Written request –
Print the entries that appear below, exactly as written and without their pictures.
☆ ☆ ☆ ☆
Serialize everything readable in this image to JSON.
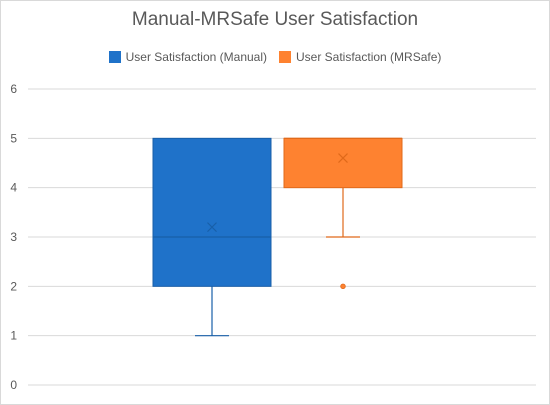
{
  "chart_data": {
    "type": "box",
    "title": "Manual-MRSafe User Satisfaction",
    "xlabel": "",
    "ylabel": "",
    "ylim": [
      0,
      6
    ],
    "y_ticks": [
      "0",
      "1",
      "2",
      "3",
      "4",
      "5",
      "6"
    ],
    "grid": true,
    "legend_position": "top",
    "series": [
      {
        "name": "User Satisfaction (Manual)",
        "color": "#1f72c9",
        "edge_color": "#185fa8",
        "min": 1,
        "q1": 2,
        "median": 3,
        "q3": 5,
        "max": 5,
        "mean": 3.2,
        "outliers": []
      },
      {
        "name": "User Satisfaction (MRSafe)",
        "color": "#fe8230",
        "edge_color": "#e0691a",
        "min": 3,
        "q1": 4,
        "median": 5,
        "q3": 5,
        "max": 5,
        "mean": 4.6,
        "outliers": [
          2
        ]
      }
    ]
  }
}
☆ ☆ ☆ ☆
Result of this exercise –
Serialize everything readable in this image to JSON.
{
  "chart_data": {
    "type": "box",
    "title": "Manual-MRSafe User Satisfaction",
    "xlabel": "",
    "ylabel": "",
    "ylim": [
      0,
      6
    ],
    "y_ticks": [
      "0",
      "1",
      "2",
      "3",
      "4",
      "5",
      "6"
    ],
    "grid": true,
    "legend_position": "top",
    "series": [
      {
        "name": "User Satisfaction (Manual)",
        "color": "#1f72c9",
        "edge_color": "#185fa8",
        "min": 1,
        "q1": 2,
        "median": 3,
        "q3": 5,
        "max": 5,
        "mean": 3.2,
        "outliers": []
      },
      {
        "name": "User Satisfaction (MRSafe)",
        "color": "#fe8230",
        "edge_color": "#e0691a",
        "min": 3,
        "q1": 4,
        "median": 5,
        "q3": 5,
        "max": 5,
        "mean": 4.6,
        "outliers": [
          2
        ]
      }
    ]
  }
}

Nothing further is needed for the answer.